## Exercise description:
Reproduce each line exactly.

## Information shown:
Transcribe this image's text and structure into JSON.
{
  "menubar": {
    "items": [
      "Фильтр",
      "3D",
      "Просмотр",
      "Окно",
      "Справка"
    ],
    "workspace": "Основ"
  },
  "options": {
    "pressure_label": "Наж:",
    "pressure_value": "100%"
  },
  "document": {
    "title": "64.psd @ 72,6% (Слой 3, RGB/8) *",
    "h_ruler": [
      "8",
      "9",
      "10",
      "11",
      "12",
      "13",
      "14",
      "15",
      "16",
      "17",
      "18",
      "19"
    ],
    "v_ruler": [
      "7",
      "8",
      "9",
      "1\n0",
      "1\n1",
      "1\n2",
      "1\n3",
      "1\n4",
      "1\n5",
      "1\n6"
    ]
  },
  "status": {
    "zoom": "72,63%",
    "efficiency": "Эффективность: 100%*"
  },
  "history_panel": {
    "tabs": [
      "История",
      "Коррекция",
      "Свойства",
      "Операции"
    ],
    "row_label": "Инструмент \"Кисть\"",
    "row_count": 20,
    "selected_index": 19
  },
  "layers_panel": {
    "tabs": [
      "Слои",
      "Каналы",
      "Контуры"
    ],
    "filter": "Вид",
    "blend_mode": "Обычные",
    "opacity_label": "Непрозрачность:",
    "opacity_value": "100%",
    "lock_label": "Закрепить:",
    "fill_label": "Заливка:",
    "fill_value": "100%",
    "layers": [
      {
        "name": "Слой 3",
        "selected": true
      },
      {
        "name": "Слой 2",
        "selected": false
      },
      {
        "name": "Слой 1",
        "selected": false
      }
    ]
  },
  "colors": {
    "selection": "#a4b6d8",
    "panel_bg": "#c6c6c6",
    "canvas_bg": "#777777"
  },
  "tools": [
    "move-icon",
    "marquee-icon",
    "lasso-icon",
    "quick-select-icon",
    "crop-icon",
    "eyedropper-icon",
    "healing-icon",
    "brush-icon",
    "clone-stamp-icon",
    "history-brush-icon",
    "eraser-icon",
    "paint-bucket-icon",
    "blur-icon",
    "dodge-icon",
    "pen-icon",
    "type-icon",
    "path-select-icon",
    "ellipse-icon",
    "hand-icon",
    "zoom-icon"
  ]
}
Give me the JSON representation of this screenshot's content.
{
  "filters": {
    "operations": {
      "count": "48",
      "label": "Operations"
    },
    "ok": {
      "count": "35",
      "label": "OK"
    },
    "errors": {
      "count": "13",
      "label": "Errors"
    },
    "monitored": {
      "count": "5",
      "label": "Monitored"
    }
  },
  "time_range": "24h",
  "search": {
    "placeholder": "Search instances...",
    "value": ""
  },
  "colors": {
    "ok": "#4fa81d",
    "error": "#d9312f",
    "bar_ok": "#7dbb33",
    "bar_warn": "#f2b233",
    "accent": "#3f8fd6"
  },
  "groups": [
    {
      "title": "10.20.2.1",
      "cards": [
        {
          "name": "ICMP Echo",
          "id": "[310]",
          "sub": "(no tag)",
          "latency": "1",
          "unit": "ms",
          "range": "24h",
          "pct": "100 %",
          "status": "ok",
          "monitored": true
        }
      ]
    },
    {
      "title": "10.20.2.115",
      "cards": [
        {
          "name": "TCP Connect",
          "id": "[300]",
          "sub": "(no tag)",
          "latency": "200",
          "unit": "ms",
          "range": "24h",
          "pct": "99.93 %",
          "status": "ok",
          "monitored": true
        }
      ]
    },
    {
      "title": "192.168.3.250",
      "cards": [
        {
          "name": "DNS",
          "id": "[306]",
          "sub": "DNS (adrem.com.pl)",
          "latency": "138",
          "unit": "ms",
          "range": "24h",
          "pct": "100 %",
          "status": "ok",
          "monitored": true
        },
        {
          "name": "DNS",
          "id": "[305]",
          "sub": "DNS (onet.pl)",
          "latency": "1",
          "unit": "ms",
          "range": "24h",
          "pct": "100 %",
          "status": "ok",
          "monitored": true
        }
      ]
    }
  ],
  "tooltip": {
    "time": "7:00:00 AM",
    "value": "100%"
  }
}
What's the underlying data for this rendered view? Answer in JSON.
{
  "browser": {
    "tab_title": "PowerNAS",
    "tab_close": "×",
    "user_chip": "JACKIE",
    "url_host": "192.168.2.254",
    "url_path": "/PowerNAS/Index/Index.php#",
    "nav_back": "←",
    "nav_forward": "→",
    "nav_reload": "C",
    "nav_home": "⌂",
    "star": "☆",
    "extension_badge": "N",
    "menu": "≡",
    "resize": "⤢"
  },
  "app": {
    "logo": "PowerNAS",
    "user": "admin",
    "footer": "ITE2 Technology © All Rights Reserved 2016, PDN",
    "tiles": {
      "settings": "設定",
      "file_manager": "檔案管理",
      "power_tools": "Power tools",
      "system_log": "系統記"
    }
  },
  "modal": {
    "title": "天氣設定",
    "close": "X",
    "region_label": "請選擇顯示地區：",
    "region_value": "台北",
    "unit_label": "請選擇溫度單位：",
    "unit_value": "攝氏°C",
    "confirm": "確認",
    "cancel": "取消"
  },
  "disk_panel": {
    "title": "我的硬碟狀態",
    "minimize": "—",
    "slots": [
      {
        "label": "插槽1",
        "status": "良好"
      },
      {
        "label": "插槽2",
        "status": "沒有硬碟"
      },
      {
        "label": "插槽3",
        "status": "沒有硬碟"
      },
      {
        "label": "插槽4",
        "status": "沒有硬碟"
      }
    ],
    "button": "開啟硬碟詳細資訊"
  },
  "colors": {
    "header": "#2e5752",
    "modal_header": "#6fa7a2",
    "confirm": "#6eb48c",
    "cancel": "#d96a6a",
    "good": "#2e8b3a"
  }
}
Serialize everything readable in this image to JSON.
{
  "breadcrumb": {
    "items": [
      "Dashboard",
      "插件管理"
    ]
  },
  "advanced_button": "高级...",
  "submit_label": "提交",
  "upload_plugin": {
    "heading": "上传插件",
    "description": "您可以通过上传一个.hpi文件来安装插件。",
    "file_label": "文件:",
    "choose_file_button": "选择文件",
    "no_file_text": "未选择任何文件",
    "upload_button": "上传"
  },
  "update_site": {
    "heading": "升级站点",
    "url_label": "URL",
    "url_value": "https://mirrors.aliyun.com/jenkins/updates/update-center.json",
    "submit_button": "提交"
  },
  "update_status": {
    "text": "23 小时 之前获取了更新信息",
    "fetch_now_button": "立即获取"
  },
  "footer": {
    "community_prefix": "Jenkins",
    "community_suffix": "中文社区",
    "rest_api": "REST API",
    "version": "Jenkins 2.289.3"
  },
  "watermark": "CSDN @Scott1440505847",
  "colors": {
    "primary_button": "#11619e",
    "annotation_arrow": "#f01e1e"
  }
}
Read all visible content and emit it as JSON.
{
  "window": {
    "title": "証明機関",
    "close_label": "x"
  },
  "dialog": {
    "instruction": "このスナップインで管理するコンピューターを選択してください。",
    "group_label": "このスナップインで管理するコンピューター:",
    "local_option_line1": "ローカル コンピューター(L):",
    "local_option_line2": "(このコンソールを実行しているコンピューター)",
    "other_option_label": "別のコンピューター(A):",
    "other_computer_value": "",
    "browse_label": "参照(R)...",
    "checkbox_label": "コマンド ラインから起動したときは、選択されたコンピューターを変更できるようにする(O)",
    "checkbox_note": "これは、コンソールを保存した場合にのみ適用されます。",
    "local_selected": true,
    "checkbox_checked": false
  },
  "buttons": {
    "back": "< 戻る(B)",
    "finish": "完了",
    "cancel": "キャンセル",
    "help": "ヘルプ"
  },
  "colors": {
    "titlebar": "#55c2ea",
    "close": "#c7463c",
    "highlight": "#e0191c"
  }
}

## Task answer:
Transcribe this image's text and structure into JSON.
{
  "menubar": {
    "items": [
      "Фильтр",
      "3D",
      "Просмотр",
      "Окно",
      "Справка"
    ],
    "workspace": "Основ"
  },
  "options": {
    "pressure_label": "Наж:",
    "pressure_value": "100%"
  },
  "document": {
    "title": "64.psd @ 72,6% (Слой 3, RGB/8) *",
    "h_ruler": [
      "8",
      "9",
      "10",
      "11",
      "12",
      "13",
      "14",
      "15",
      "16",
      "17",
      "18",
      "19"
    ],
    "v_ruler": [
      "7",
      "8",
      "9",
      "1\n0",
      "1\n1",
      "1\n2",
      "1\n3",
      "1\n4",
      "1\n5",
      "1\n6"
    ]
  },
  "status": {
    "zoom": "72,63%",
    "efficiency": "Эффективность: 100%*"
  },
  "history_panel": {
    "tabs": [
      "История",
      "Коррекция",
      "Свойства",
      "Операции"
    ],
    "row_label": "Инструмент \"Кисть\"",
    "row_count": 20,
    "selected_index": 19
  },
  "layers_panel": {
    "tabs": [
      "Слои",
      "Каналы",
      "Контуры"
    ],
    "filter": "Вид",
    "blend_mode": "Обычные",
    "opacity_label": "Непрозрачность:",
    "opacity_value": "100%",
    "lock_label": "Закрепить:",
    "fill_label": "Заливка:",
    "fill_value": "100%",
    "layers": [
      {
        "name": "Слой 3",
        "selected": true
      },
      {
        "name": "Слой 2",
        "selected": false
      },
      {
        "name": "Слой 1",
        "selected": false
      }
    ]
  },
  "colors": {
    "selection": "#a4b6d8",
    "panel_bg": "#c6c6c6",
    "canvas_bg": "#777777"
  },
  "tools": [
    "move-icon",
    "marquee-icon",
    "lasso-icon",
    "quick-select-icon",
    "crop-icon",
    "eyedropper-icon",
    "healing-icon",
    "brush-icon",
    "clone-stamp-icon",
    "history-brush-icon",
    "eraser-icon",
    "paint-bucket-icon",
    "blur-icon",
    "dodge-icon",
    "pen-icon",
    "type-icon",
    "path-select-icon",
    "ellipse-icon",
    "hand-icon",
    "zoom-icon"
  ]
}
Give me the JSON representation of this screenshot's content.
{
  "filters": {
    "operations": {
      "count": "48",
      "label": "Operations"
    },
    "ok": {
      "count": "35",
      "label": "OK"
    },
    "errors": {
      "count": "13",
      "label": "Errors"
    },
    "monitored": {
      "count": "5",
      "label": "Monitored"
    }
  },
  "time_range": "24h",
  "search": {
    "placeholder": "Search instances...",
    "value": ""
  },
  "colors": {
    "ok": "#4fa81d",
    "error": "#d9312f",
    "bar_ok": "#7dbb33",
    "bar_warn": "#f2b233",
    "accent": "#3f8fd6"
  },
  "groups": [
    {
      "title": "10.20.2.1",
      "cards": [
        {
          "name": "ICMP Echo",
          "id": "[310]",
          "sub": "(no tag)",
          "latency": "1",
          "unit": "ms",
          "range": "24h",
          "pct": "100 %",
          "status": "ok",
          "monitored": true
        }
      ]
    },
    {
      "title": "10.20.2.115",
      "cards": [
        {
          "name": "TCP Connect",
          "id": "[300]",
          "sub": "(no tag)",
          "latency": "200",
          "unit": "ms",
          "range": "24h",
          "pct": "99.93 %",
          "status": "ok",
          "monitored": true
        }
      ]
    },
    {
      "title": "192.168.3.250",
      "cards": [
        {
          "name": "DNS",
          "id": "[306]",
          "sub": "DNS (adrem.com.pl)",
          "latency": "138",
          "unit": "ms",
          "range": "24h",
          "pct": "100 %",
          "status": "ok",
          "monitored": true
        },
        {
          "name": "DNS",
          "id": "[305]",
          "sub": "DNS (onet.pl)",
          "latency": "1",
          "unit": "ms",
          "range": "24h",
          "pct": "100 %",
          "status": "ok",
          "monitored": true
        }
      ]
    }
  ],
  "tooltip": {
    "time": "7:00:00 AM",
    "value": "100%"
  }
}
What's the underlying data for this rendered view? Answer in JSON.
{
  "browser": {
    "tab_title": "PowerNAS",
    "tab_close": "×",
    "user_chip": "JACKIE",
    "url_host": "192.168.2.254",
    "url_path": "/PowerNAS/Index/Index.php#",
    "nav_back": "←",
    "nav_forward": "→",
    "nav_reload": "C",
    "nav_home": "⌂",
    "star": "☆",
    "extension_badge": "N",
    "menu": "≡",
    "resize": "⤢"
  },
  "app": {
    "logo": "PowerNAS",
    "user": "admin",
    "footer": "ITE2 Technology © All Rights Reserved 2016, PDN",
    "tiles": {
      "settings": "設定",
      "file_manager": "檔案管理",
      "power_tools": "Power tools",
      "system_log": "系統記"
    }
  },
  "modal": {
    "title": "天氣設定",
    "close": "X",
    "region_label": "請選擇顯示地區：",
    "region_value": "台北",
    "unit_label": "請選擇溫度單位：",
    "unit_value": "攝氏°C",
    "confirm": "確認",
    "cancel": "取消"
  },
  "disk_panel": {
    "title": "我的硬碟狀態",
    "minimize": "—",
    "slots": [
      {
        "label": "插槽1",
        "status": "良好"
      },
      {
        "label": "插槽2",
        "status": "沒有硬碟"
      },
      {
        "label": "插槽3",
        "status": "沒有硬碟"
      },
      {
        "label": "插槽4",
        "status": "沒有硬碟"
      }
    ],
    "button": "開啟硬碟詳細資訊"
  },
  "colors": {
    "header": "#2e5752",
    "modal_header": "#6fa7a2",
    "confirm": "#6eb48c",
    "cancel": "#d96a6a",
    "good": "#2e8b3a"
  }
}
Serialize everything readable in this image to JSON.
{
  "breadcrumb": {
    "items": [
      "Dashboard",
      "插件管理"
    ]
  },
  "advanced_button": "高级...",
  "submit_label": "提交",
  "upload_plugin": {
    "heading": "上传插件",
    "description": "您可以通过上传一个.hpi文件来安装插件。",
    "file_label": "文件:",
    "choose_file_button": "选择文件",
    "no_file_text": "未选择任何文件",
    "upload_button": "上传"
  },
  "update_site": {
    "heading": "升级站点",
    "url_label": "URL",
    "url_value": "https://mirrors.aliyun.com/jenkins/updates/update-center.json",
    "submit_button": "提交"
  },
  "update_status": {
    "text": "23 小时 之前获取了更新信息",
    "fetch_now_button": "立即获取"
  },
  "footer": {
    "community_prefix": "Jenkins",
    "community_suffix": "中文社区",
    "rest_api": "REST API",
    "version": "Jenkins 2.289.3"
  },
  "watermark": "CSDN @Scott1440505847",
  "colors": {
    "primary_button": "#11619e",
    "annotation_arrow": "#f01e1e"
  }
}
Read all visible content and emit it as JSON.
{
  "window": {
    "title": "証明機関",
    "close_label": "x"
  },
  "dialog": {
    "instruction": "このスナップインで管理するコンピューターを選択してください。",
    "group_label": "このスナップインで管理するコンピューター:",
    "local_option_line1": "ローカル コンピューター(L):",
    "local_option_line2": "(このコンソールを実行しているコンピューター)",
    "other_option_label": "別のコンピューター(A):",
    "other_computer_value": "",
    "browse_label": "参照(R)...",
    "checkbox_label": "コマンド ラインから起動したときは、選択されたコンピューターを変更できるようにする(O)",
    "checkbox_note": "これは、コンソールを保存した場合にのみ適用されます。",
    "local_selected": true,
    "checkbox_checked": false
  },
  "buttons": {
    "back": "< 戻る(B)",
    "finish": "完了",
    "cancel": "キャンセル",
    "help": "ヘルプ"
  },
  "colors": {
    "titlebar": "#55c2ea",
    "close": "#c7463c",
    "highlight": "#e0191c"
  }
}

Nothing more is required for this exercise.